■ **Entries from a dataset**
···

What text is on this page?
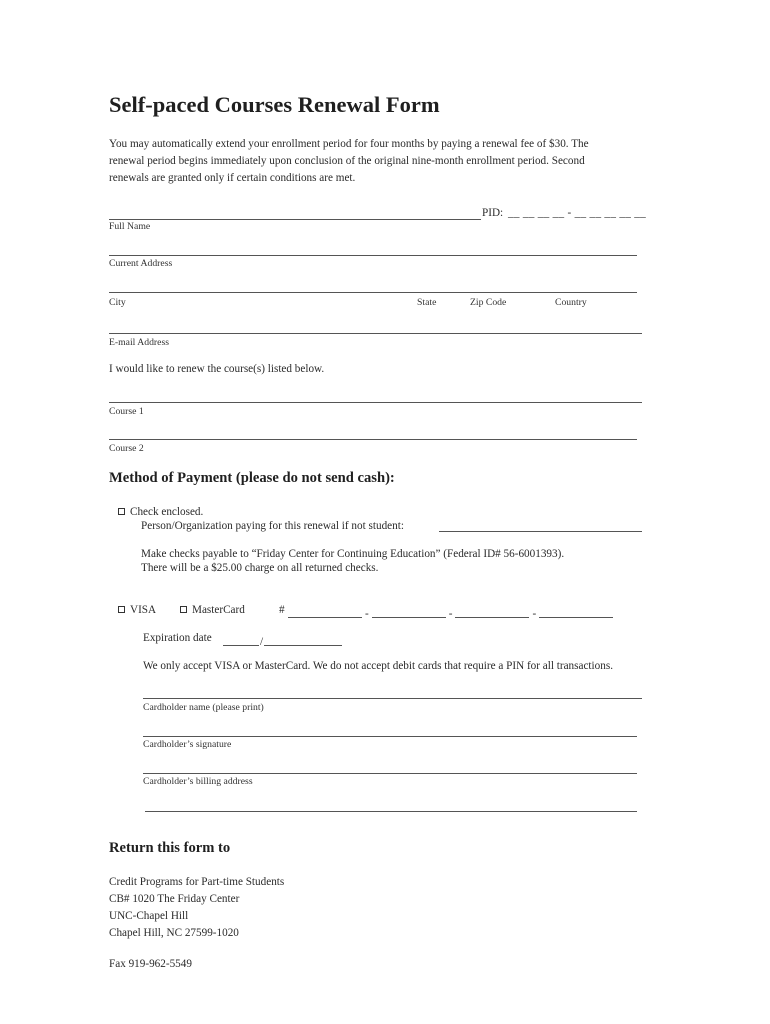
Self-paced Courses Renewal Form
You may automatically extend your enrollment period for four months by paying a renewal fee of $30. The
renewal period begins immediately upon conclusion of the original nine-month enrollment period. Second
renewals are granted only if certain conditions are met.
PID: __ __ __ __ - __ __ __ __ __
Full Name
Current Address
City	State	Zip Code	Country
E-mail Address
I would like to renew the course(s) listed below.
Course 1
Course 2
Method of Payment (please do not send cash):
Check enclosed.
Person/Organization paying for this renewal if not student:
Make checks payable to “Friday Center for Continuing Education” (Federal ID# 56-6001393).
There will be a $25.00 charge on all returned checks.
VISA	MasterCard	#	-	-	-
Expiration date	/
We only accept VISA or MasterCard. We do not accept debit cards that require a PIN for all transactions.
Cardholder name (please print)
Cardholder’s signature
Cardholder’s billing address
Return this form to
Credit Programs for Part-time Students
CB# 1020 The Friday Center
UNC-Chapel Hill
Chapel Hill, NC 27599-1020
Fax 919-962-5549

···

■ **PROBLEM TO WORK ON**
Every entry must be reproduced exactly, with the images left out.

■ **ANSWER FOR THE TASK**
What text is on this page?
Self-paced Courses Renewal Form
You may automatically extend your enrollment period for four months by paying a renewal fee of $30. The
renewal period begins immediately upon conclusion of the original nine-month enrollment period. Second
renewals are granted only if certain conditions are met.
PID: __ __ __ __ - __ __ __ __ __
Full Name
Current Address
City	State	Zip Code	Country
E-mail Address
I would like to renew the course(s) listed below.
Course 1
Course 2
Method of Payment (please do not send cash):
Check enclosed.
Person/Organization paying for this renewal if not student:
Make checks payable to “Friday Center for Continuing Education” (Federal ID# 56-6001393).
There will be a $25.00 charge on all returned checks.
VISA	MasterCard	#	-	-	-
Expiration date	/
We only accept VISA or MasterCard. We do not accept debit cards that require a PIN for all transactions.
Cardholder name (please print)
Cardholder’s signature
Cardholder’s billing address
Return this form to
Credit Programs for Part-time Students
CB# 1020 The Friday Center
UNC-Chapel Hill
Chapel Hill, NC 27599-1020
Fax 919-962-5549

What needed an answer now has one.